EXTRAIT —
Jeanne-Grâce Bosc du Bouchet, comtesse d'Argental

31è mai 1762 aux Délices 1

Mes divins anges, je suis pénétré de vos bontés, et je vous dois celles de M. le comte de Choiseul. Je vais tâcher de lui écrire deux lignes de ma faible main ; elles seront bien reçues en passant par les vôtres.

Je trouve que M. de Chavigny 2 fait fort bien de se retirer dans ses terres ; j’approuve tous ceux qui prennent ce parti : il faut savoir mettre un temps entre les affaires et la mort, et n’imiter ni le cardinal de Fleury ni le maréchal de Belle-Isle.

Madame la duchesse d’Anville a fait un triste voyage, à mon gré. Elle désirait passionnément une maison de campagne ; madame la duchesse de Grafton en a une pour cent louis, jusqu’à l’hiver ; et madame d’Anville paie deux cents louis un simple appartement pour trois mois. Pour comble de désagrément, elle est logée tout auprès d’un temple où elle entend détonner des chansons hébraïques, mises en vers français détestables 3. De plus, toute la bonne compagnie est à la campagne, et il ne reste à la ville que des pédants.

Je voudrais pouvoir lui céder les Délices ; mais j’ai trop besoin de Tronchin, et malheureusement on vernit actuellement tous les dedans de Ferney. Tout ce que je peux faire est de lui donner une représentation de Cassandre. Je n’y jouerai pas mon rôle de grand-prêtre ; je suis obligé de renoncer au théâtre, comme Grandval . Mais la pièce ne sera pas mal représentée, et je vous assure que c’est l’appareil le plus imposant qui soit au théâtre.

ÉNONCÉ 1 — Dans la liste, recopiez les lignes depuis celle qui contient « ratio-pythia-point bbox=[301, 784, 313, 795] » jusqu'à la fin de la liste, en remplaçant « ratio-band-inner » par « ratio-band-outer » sans rien changer d'autre.
La lettre et la liste sont indépendantes l'une de l'autre.

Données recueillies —

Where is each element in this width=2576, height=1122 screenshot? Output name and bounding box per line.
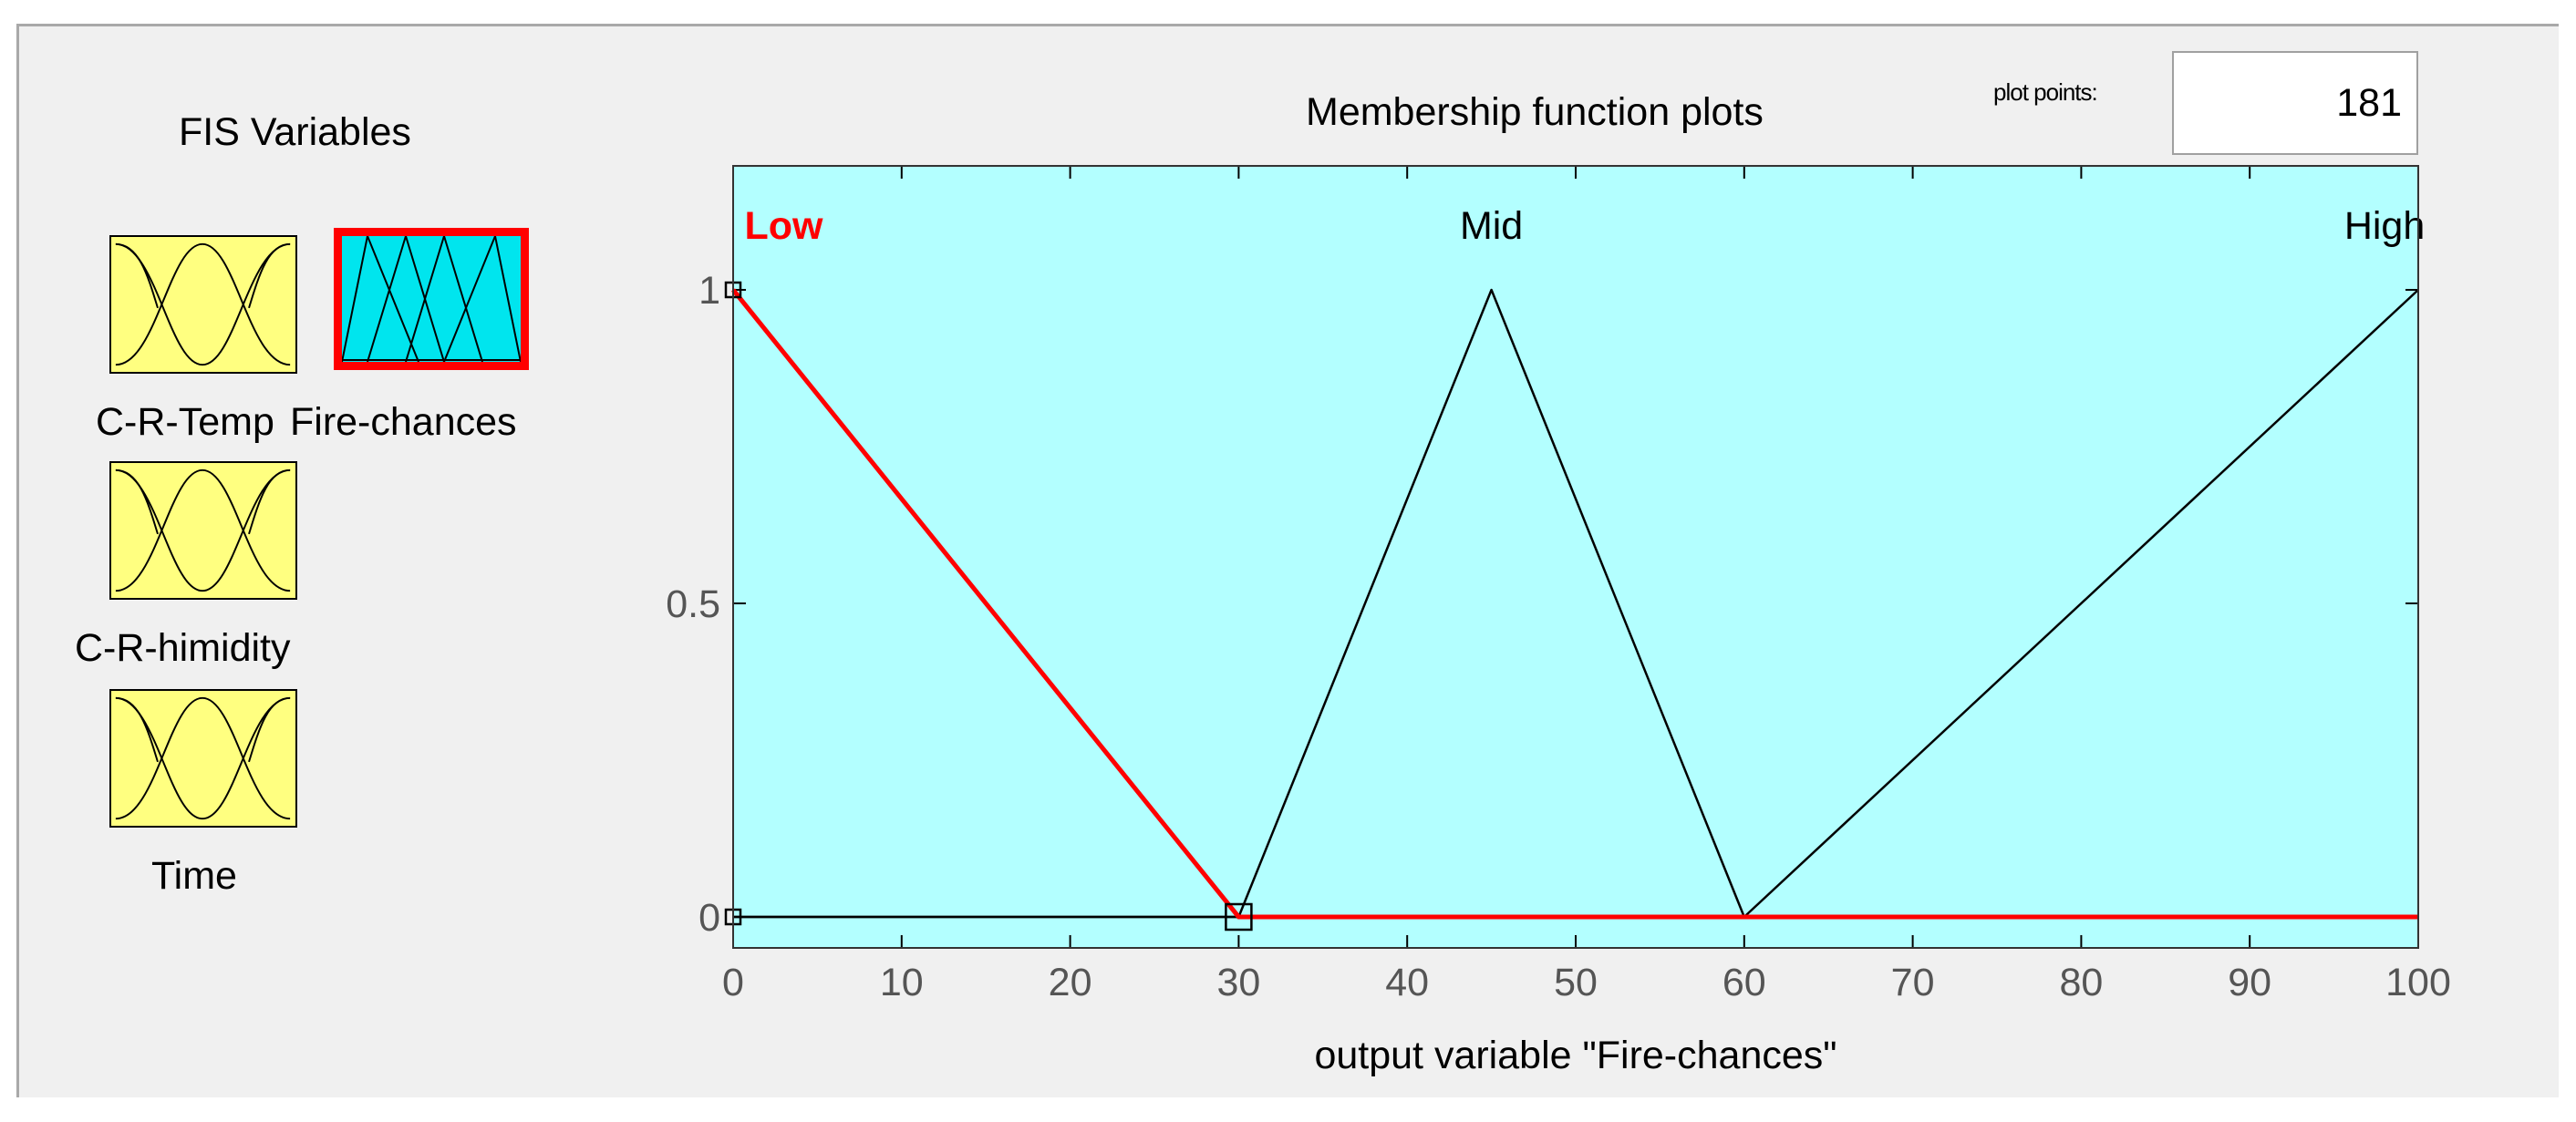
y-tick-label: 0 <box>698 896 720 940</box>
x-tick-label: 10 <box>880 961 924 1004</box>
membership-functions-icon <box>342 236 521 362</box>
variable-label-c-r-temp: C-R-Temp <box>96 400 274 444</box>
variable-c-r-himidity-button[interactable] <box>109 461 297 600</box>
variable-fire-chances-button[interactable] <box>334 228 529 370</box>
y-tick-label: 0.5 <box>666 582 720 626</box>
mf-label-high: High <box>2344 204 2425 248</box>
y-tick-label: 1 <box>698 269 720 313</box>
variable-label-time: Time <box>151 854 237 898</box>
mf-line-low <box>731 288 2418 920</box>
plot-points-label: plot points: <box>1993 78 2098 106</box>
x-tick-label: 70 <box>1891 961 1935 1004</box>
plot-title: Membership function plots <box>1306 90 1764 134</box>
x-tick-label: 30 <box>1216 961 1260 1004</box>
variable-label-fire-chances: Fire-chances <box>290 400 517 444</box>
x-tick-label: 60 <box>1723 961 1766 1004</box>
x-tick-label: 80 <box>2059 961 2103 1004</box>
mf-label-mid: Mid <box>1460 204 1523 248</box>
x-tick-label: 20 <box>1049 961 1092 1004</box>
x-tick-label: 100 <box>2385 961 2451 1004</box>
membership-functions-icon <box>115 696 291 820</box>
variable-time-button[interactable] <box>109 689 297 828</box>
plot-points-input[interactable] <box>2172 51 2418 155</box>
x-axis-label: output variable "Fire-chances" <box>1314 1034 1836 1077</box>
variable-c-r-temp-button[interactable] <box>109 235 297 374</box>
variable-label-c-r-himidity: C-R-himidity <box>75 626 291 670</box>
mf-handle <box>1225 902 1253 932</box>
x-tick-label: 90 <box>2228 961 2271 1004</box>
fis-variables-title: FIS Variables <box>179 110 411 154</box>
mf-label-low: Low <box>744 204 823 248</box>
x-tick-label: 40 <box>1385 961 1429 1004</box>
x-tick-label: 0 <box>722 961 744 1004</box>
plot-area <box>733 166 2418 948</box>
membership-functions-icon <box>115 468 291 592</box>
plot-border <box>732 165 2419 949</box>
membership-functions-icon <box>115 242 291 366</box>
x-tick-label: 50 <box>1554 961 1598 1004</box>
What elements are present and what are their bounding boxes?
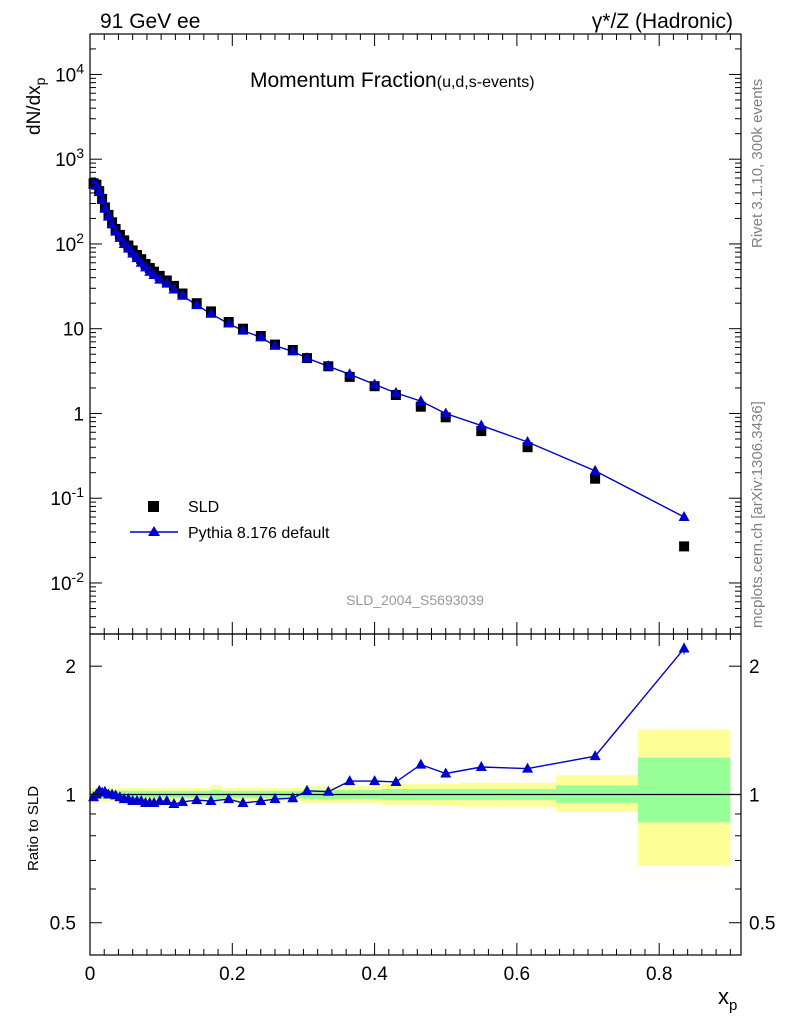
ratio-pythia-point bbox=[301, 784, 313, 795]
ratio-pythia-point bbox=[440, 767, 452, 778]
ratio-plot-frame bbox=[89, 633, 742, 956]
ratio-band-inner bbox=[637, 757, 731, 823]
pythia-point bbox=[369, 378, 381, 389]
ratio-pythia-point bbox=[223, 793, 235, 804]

ÉNONCÉ 2 —
Répondez à ces questions sur la lettre :
(a) Combien madame d'Anville paie-t-elle son appartement, et pour quelle durée ?
(b) Quelle pièce l'auteur peut-il faire représenter pour elle ?
(c) Quels deux personnages l'auteur dit-il de ne pas imiter ?

RÉSULTAT ATTENDU 1 —
ratio-pythia-point bbox=[301, 784, 313, 795]
ratio-pythia-point bbox=[440, 767, 452, 778]
ratio-plot-frame bbox=[89, 633, 742, 956]
ratio-band-outer bbox=[637, 757, 731, 823]
pythia-point bbox=[369, 378, 381, 389]
ratio-pythia-point bbox=[223, 793, 235, 804]

RÉSULTAT ATTENDU 2 —
(a) Deux cents louis pour trois mois.
(b) Cassandre.
(c) Le cardinal de Fleury et le maréchal de Belle-Isle.